## begin Recorded information
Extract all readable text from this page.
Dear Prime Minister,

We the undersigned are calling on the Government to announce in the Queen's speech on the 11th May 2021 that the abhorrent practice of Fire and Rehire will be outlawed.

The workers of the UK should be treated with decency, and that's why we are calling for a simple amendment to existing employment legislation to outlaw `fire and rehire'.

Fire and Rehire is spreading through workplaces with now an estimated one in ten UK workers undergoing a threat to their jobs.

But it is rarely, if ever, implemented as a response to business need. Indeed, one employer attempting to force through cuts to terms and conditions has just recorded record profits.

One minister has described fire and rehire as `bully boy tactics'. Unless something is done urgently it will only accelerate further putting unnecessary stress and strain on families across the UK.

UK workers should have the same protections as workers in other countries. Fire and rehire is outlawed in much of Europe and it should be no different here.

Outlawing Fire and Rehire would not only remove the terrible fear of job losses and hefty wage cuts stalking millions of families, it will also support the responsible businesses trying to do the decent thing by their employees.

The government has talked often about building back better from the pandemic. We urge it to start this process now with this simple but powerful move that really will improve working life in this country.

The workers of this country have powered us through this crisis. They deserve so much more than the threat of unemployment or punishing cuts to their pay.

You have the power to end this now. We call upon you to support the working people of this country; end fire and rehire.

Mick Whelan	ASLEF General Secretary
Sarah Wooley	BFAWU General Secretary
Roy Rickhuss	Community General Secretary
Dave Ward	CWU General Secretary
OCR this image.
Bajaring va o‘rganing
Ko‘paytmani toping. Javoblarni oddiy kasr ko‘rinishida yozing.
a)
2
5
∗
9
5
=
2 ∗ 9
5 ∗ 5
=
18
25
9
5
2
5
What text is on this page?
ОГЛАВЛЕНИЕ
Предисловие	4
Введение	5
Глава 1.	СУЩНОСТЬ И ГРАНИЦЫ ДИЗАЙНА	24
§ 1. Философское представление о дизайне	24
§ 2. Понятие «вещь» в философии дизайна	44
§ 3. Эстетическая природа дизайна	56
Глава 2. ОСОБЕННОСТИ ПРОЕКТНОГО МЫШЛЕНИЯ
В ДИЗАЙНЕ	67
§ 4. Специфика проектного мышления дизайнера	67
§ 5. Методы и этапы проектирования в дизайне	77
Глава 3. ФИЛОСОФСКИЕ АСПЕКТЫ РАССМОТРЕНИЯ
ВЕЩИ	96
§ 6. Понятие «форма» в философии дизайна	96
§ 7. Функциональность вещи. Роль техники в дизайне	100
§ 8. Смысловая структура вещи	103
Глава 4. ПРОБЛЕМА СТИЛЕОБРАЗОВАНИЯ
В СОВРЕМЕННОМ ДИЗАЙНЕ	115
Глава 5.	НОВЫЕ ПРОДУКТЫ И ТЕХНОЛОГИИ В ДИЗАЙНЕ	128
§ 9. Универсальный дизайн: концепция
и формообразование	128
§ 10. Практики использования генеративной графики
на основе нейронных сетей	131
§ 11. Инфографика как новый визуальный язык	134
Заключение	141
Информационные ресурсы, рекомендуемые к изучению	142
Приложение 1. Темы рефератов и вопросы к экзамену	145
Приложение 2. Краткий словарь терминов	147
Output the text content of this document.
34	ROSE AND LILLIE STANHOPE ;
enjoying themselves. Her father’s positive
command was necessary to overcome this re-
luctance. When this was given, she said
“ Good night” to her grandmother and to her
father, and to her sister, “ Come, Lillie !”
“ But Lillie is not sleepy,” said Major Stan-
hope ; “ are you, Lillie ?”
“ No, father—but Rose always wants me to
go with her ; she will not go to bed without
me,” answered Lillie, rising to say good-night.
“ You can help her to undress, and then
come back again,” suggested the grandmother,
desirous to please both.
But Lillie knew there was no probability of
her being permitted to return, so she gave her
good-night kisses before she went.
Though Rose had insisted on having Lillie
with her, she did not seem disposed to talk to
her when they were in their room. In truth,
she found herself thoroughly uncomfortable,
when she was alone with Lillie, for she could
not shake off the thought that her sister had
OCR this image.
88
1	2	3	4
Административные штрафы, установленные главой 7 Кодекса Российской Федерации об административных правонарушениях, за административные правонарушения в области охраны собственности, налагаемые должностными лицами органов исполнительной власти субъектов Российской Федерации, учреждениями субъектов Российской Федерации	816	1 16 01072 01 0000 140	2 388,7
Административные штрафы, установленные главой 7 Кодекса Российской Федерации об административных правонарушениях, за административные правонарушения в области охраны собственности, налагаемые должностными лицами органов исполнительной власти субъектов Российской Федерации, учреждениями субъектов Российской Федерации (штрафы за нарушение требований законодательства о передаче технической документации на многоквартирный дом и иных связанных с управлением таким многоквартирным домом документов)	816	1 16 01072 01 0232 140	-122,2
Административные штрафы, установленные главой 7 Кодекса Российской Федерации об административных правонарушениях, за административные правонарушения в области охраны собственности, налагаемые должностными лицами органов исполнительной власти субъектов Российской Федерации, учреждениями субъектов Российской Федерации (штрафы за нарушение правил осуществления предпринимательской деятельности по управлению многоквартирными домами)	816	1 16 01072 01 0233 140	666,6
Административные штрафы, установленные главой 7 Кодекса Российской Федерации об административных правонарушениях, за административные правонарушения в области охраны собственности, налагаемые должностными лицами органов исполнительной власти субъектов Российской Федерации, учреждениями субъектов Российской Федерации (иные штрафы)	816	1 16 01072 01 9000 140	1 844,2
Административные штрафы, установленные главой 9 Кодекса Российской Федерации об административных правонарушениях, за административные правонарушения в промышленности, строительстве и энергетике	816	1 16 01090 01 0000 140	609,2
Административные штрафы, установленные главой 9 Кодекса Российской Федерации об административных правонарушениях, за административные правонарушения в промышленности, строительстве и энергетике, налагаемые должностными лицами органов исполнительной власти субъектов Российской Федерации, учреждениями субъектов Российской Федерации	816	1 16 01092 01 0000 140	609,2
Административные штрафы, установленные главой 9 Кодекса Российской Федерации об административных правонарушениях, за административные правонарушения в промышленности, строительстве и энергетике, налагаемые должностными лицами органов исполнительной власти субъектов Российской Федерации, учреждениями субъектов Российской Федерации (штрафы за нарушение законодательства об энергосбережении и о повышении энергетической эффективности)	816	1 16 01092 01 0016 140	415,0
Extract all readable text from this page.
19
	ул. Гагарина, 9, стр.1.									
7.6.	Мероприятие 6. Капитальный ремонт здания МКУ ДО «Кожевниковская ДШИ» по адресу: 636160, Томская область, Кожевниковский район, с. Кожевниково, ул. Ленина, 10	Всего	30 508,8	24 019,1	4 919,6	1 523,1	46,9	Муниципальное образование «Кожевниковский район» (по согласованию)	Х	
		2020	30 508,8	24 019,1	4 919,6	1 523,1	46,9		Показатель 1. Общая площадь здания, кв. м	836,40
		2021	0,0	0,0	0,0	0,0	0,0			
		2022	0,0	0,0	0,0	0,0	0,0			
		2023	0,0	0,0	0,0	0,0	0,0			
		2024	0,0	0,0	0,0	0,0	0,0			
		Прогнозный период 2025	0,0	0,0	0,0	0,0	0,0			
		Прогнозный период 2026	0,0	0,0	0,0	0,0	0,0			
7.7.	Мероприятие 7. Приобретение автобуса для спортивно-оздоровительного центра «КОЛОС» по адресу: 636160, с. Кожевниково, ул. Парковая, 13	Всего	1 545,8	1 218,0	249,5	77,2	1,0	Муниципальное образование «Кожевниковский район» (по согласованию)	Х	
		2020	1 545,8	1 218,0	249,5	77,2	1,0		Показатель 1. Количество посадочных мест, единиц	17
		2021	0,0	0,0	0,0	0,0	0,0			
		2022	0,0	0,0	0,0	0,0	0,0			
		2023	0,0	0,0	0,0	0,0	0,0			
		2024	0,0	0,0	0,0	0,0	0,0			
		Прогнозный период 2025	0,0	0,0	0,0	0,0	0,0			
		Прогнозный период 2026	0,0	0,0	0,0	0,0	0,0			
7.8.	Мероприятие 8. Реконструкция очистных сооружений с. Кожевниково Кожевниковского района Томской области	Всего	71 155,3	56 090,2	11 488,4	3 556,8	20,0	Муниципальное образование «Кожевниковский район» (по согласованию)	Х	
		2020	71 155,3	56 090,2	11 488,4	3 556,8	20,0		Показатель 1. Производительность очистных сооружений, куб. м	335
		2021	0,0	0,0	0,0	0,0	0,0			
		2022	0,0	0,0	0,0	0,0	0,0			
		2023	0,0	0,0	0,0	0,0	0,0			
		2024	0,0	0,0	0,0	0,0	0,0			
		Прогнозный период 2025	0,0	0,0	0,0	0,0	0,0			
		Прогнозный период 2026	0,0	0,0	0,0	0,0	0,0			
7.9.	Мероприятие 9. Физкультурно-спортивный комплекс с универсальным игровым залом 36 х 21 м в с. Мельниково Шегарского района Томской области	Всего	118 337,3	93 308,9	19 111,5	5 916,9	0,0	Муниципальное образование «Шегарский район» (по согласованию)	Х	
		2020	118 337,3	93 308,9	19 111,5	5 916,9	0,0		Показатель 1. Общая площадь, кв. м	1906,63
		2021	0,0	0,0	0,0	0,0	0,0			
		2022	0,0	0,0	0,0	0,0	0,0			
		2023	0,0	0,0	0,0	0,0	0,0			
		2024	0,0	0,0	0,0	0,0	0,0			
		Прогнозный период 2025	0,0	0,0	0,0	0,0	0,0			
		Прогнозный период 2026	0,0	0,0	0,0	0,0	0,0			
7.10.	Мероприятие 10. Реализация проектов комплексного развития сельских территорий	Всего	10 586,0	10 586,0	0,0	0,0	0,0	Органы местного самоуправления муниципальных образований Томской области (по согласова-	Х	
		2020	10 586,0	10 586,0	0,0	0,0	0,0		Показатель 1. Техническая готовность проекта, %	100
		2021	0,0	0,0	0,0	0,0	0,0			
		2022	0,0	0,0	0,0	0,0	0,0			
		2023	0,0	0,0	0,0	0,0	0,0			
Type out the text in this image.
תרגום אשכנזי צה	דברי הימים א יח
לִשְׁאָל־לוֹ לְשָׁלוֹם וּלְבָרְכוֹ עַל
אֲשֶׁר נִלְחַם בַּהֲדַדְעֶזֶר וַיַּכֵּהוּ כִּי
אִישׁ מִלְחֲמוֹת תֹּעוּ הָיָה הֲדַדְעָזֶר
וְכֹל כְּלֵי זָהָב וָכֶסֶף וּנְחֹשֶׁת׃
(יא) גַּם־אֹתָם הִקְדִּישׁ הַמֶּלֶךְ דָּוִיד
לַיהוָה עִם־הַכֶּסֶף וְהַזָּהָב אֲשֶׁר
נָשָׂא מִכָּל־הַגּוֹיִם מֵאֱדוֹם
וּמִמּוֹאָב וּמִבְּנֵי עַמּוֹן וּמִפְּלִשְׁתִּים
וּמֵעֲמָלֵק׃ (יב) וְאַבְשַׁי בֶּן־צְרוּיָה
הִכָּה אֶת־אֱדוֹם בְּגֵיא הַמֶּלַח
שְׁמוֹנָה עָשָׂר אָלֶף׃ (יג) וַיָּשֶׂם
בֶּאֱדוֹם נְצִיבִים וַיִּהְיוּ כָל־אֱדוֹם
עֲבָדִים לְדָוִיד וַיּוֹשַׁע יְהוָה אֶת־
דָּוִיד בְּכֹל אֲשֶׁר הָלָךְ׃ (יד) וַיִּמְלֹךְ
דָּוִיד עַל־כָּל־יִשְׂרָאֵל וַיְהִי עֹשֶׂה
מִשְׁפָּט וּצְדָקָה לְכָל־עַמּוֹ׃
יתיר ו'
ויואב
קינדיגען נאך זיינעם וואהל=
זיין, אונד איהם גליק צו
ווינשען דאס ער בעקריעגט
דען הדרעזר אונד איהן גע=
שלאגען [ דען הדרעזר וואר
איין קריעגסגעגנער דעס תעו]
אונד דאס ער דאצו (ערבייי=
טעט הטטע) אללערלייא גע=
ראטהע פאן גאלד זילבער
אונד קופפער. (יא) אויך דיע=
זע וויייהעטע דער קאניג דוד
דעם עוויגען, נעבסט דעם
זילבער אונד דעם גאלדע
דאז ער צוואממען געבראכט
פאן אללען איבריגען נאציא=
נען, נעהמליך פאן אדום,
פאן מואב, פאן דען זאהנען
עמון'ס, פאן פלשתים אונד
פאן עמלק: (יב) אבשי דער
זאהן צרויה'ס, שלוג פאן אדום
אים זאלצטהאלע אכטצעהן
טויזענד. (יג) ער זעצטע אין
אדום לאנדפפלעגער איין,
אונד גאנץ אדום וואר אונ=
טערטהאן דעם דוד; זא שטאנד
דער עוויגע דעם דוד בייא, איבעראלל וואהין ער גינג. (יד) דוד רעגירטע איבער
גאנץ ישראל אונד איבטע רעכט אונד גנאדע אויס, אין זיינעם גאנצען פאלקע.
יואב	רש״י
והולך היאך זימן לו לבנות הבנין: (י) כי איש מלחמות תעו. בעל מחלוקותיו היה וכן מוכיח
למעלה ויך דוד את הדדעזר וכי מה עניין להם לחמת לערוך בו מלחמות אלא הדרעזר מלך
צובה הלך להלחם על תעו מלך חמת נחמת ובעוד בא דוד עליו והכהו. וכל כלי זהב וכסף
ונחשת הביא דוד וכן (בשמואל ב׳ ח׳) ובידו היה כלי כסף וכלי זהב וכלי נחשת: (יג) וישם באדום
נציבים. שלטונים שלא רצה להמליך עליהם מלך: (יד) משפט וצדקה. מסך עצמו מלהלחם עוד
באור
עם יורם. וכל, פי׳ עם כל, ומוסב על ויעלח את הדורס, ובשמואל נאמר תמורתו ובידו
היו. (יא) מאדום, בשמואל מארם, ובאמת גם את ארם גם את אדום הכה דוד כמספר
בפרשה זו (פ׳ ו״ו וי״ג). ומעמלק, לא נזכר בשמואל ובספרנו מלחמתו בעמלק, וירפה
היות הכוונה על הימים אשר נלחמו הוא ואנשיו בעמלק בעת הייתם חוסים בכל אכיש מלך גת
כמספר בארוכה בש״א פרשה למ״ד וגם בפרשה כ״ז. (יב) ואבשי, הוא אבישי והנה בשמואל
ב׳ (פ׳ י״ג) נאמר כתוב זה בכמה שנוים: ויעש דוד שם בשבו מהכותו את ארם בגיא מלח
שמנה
## end Recorded information
- _Stated problem_:
From the listing above, pick out every line containing "זילבער".

- _Worked solution_:
ראטהע פאן גאלד זילבער
זילבער אונד דעם גאלדע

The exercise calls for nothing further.